Carry on the blog text about Easter and tips for being happy, picking up right after its final line.

## TEXT EXCERPT
=-=-=
This year, as we celebrate Easter,let's focus on what His death AND His resurrection do for us.  And ponder, just for a moment, that this same power that raised Jesus from the dead resides in us. NOW.  Is there anything in your life that could use some resurrection power?  A relationship?  A dream?  Finances?  Self-control?  Joy?  Hope?  Because of Easter, that power, that Glory, can be present in our lives through Jesus.  Those of us who are Christ-followers have resurrection power that enables us to live supernatural lives.  If that doesn't describe you, do you want it to?

Celebrate Easter.  For real.

Tuesday, March 26, 2013

How to be happy - tip #7

Don't worry that this is tip #7 but post #6 -- a couple were combined early on :)

Let's recap briefly:
1.  Check out possible physical problems (fatigue, hormones, illness)
2.  Acknowledge God's command to be joyful
3.  Don't blame others - accept responsibility for your own joy
4.  Confess sin
5.  Address systems errors (ways to do things better/more successfully)
6.  Accept the unchangeables.
=-=-=
## PROVIDED DATA
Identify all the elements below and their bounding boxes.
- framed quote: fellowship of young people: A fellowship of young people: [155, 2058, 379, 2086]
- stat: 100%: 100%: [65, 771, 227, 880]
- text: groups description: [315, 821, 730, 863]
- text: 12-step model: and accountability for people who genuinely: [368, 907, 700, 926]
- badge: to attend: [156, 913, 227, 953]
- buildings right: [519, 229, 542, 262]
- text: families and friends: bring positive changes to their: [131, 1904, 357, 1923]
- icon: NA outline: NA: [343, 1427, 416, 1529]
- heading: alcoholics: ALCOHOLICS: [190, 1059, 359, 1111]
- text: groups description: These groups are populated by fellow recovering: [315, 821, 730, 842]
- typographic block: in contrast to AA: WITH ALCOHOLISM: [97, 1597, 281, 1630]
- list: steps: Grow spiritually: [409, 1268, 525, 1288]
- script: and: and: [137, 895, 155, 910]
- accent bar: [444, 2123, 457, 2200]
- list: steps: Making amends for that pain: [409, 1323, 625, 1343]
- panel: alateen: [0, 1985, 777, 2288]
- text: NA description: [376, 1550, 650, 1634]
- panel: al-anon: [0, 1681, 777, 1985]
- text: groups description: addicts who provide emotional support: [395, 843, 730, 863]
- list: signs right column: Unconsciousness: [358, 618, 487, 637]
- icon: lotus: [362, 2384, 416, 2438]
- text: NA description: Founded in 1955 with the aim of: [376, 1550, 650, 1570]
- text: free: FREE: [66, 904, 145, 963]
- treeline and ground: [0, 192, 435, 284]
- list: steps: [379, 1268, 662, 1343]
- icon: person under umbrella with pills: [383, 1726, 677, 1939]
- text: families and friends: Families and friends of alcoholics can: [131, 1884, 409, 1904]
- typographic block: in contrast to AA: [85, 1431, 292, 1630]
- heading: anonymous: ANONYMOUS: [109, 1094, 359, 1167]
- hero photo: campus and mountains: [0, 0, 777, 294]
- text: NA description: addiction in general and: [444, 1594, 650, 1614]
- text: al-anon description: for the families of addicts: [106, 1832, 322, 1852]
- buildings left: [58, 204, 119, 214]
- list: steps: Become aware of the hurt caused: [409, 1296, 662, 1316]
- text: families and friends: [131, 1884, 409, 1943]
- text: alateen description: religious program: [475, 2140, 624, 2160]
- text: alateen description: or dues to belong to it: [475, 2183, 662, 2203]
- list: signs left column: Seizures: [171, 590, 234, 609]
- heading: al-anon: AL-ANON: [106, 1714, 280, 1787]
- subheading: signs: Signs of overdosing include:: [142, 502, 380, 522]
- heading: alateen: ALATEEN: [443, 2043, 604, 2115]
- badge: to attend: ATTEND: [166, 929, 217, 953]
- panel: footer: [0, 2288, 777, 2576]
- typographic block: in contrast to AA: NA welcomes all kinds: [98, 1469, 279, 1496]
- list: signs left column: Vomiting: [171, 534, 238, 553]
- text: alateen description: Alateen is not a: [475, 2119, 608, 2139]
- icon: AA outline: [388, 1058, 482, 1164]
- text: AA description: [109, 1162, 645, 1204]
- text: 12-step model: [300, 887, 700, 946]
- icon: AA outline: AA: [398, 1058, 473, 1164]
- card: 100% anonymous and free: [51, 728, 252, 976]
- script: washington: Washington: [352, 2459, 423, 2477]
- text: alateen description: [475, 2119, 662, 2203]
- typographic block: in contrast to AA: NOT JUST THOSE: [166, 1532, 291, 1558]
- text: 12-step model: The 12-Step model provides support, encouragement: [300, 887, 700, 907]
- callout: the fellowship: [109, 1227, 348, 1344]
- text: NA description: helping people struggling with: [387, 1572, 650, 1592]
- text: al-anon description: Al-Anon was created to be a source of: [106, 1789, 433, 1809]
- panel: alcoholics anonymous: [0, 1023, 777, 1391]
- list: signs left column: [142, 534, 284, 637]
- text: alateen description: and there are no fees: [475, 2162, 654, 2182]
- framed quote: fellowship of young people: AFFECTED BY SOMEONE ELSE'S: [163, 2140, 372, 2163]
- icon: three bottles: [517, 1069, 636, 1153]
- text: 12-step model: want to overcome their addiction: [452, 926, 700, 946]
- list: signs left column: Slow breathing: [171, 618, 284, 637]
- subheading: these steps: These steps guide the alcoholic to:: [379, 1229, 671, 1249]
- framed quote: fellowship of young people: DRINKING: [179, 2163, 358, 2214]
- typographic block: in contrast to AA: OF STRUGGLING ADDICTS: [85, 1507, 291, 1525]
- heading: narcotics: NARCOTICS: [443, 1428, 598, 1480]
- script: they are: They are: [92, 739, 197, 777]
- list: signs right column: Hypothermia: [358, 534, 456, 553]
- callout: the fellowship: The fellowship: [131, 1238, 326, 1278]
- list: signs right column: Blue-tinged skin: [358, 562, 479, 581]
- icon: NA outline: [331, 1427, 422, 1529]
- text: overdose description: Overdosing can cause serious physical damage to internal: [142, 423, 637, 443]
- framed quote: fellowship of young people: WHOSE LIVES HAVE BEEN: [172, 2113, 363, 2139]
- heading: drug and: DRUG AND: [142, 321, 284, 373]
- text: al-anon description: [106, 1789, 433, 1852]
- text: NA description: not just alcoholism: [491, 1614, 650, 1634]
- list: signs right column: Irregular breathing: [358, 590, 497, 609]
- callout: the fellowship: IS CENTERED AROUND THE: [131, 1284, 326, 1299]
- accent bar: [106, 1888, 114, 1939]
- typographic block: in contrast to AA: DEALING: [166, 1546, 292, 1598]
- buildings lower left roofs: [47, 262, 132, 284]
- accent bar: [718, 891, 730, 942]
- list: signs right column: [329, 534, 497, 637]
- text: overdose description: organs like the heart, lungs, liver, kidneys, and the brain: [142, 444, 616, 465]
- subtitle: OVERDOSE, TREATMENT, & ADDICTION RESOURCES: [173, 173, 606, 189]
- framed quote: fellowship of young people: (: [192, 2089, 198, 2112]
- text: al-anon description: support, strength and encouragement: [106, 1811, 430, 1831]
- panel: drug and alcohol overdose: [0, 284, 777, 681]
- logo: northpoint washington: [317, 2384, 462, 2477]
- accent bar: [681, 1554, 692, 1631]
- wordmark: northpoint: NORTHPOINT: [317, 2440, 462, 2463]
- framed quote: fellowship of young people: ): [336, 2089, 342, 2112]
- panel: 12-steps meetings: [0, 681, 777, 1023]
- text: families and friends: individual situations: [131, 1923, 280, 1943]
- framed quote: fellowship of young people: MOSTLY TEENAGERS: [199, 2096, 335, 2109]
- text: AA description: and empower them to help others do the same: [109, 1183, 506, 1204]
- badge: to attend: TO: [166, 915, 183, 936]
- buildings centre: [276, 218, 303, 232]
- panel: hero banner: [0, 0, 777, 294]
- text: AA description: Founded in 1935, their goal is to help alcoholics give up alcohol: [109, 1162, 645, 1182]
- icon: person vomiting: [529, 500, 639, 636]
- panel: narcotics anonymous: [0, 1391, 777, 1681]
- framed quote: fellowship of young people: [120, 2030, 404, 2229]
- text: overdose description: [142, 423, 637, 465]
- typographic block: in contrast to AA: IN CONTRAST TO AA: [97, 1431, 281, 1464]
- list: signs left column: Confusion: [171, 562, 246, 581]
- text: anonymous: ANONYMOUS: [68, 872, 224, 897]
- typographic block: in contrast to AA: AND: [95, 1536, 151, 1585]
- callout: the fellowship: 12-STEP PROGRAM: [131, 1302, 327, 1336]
=-=-=
## EXERCISE ANSWER
Monday, March 25, 2013

How to be happy - part 5

Anybody remember "The Serenity Prayer"?  God, grant me the grace to accept the things I cannot change, the strength to change the things I can, and the wisdom to know the difference!!  That is a whole pile of truth right there.

How to be happy tip #6 is

Don't try to change the unchangeables.  Granted, with God, there are few things that fall into this category.  He is in the business of the impossible.  And He delights to bring beauty out of ashes.  But  sometimes  what He wants to change is our perspective, not the situation. 

For instance, our past.  If what's making us depressed is our history of past failures, we need to adjust.  Our perspective - not our past.  It's an unchangeable.  But the way we view it isn't. Instead of wasting energy and emotions regretting what cannot be changed,  focus on the attitude about it.  Let God redeem it, use it for His glory, free you from its bondange.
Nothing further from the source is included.